Work instructions:
Give only the number of lines in these records that contain the word "subtitle".

Extracted entries:
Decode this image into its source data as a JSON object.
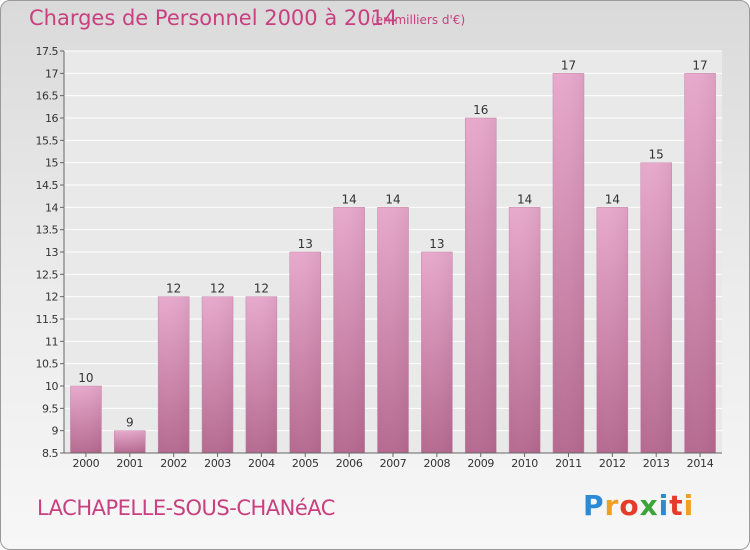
{
  "header": {
    "title": "Charges de Personnel 2000 à 2014",
    "subtitle": "(en milliers d'€)"
  },
  "footer": {
    "commune": "LACHAPELLE-SOUS-CHANéAC",
    "logo_letters": [
      "P",
      "r",
      "o",
      "x",
      "i",
      "t",
      "i"
    ],
    "logo_colors": [
      "#2a8ad6",
      "#f0a020",
      "#e63a2a",
      "#3aa63a",
      "#2a8ad6",
      "#e63a2a",
      "#f0a020"
    ]
  },
  "chart_data": {
    "type": "bar",
    "title": "Charges de Personnel 2000 à 2014",
    "subtitle": "(en milliers d'€)",
    "categories": [
      "2000",
      "2001",
      "2002",
      "2003",
      "2004",
      "2005",
      "2006",
      "2007",
      "2008",
      "2009",
      "2010",
      "2011",
      "2012",
      "2013",
      "2014"
    ],
    "values": [
      10,
      9,
      12,
      12,
      12,
      13,
      14,
      14,
      13,
      16,
      14,
      17,
      14,
      15,
      17
    ],
    "data_labels": [
      "10",
      "9",
      "12",
      "12",
      "12",
      "13",
      "14",
      "14",
      "13",
      "16",
      "14",
      "17",
      "14",
      "15",
      "17"
    ],
    "ylim": [
      8.5,
      17.5
    ],
    "yticks": [
      "8.5",
      "9",
      "9.5",
      "10",
      "10.5",
      "11",
      "11.5",
      "12",
      "12.5",
      "13",
      "13.5",
      "14",
      "14.5",
      "15",
      "15.5",
      "16",
      "16.5",
      "17",
      "17.5"
    ],
    "grid": true,
    "xlabel": "",
    "ylabel": "",
    "bar_color": "#d98ab6"
  }
}
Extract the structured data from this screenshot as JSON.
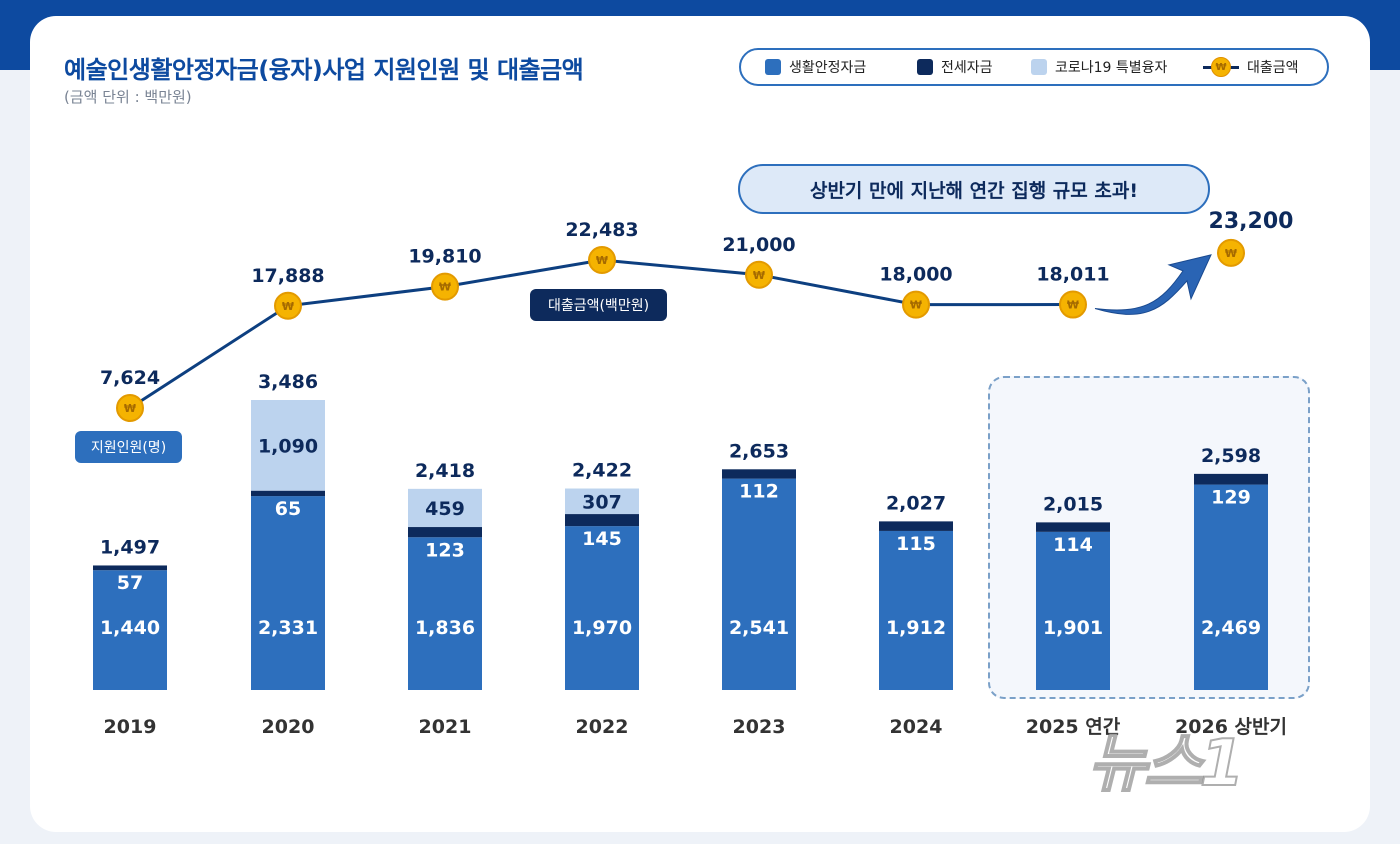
{
  "title": "예술인생활안정자금(융자)사업 지원인원 및 대출금액",
  "subtitle": "(금액 단위 : 백만원)",
  "legend": {
    "living": "생활안정자금",
    "jeonse": "전세자금",
    "corona": "코로나19 특별융자",
    "loan": "대출금액"
  },
  "callout": "상반기 만에 지난해 연간 집행 규모 초과!",
  "tags": {
    "loan": "대출금액(백만원)",
    "people": "지원인원(명)"
  },
  "coin_symbol": "₩",
  "watermark": "뉴스1",
  "colors": {
    "living": "#2d6fbd",
    "jeonse": "#0d2a5c",
    "corona": "#bcd3ee",
    "coin": "#f5b301",
    "line": "#0d3f80"
  },
  "chart_data": {
    "type": "bar",
    "categories": [
      "2019",
      "2020",
      "2021",
      "2022",
      "2023",
      "2024",
      "2025 연간",
      "2026 상반기"
    ],
    "series": [
      {
        "name": "생활안정자금",
        "values": [
          1440,
          2331,
          1836,
          1970,
          2541,
          1912,
          1901,
          2469
        ],
        "labels": [
          "1,440",
          "2,331",
          "1,836",
          "1,970",
          "2,541",
          "1,912",
          "1,901",
          "2,469"
        ]
      },
      {
        "name": "전세자금",
        "values": [
          57,
          65,
          123,
          145,
          112,
          115,
          114,
          129
        ],
        "labels": [
          "57",
          "65",
          "123",
          "145",
          "112",
          "115",
          "114",
          "129"
        ]
      },
      {
        "name": "코로나19 특별융자",
        "values": [
          0,
          1090,
          459,
          307,
          0,
          0,
          0,
          0
        ],
        "labels": [
          "",
          "1,090",
          "459",
          "307",
          "",
          "",
          "",
          ""
        ]
      }
    ],
    "totals": [
      1497,
      3486,
      2418,
      2422,
      2653,
      2027,
      2015,
      2598
    ],
    "total_labels": [
      "1,497",
      "3,486",
      "2,418",
      "2,422",
      "2,653",
      "2,027",
      "2,015",
      "2,598"
    ],
    "line": {
      "name": "대출금액",
      "values": [
        7624,
        17888,
        19810,
        22483,
        21000,
        18000,
        18011,
        23200
      ],
      "labels": [
        "7,624",
        "17,888",
        "19,810",
        "22,483",
        "21,000",
        "18,000",
        "18,011",
        "23,200"
      ]
    }
  }
}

Task answer:
3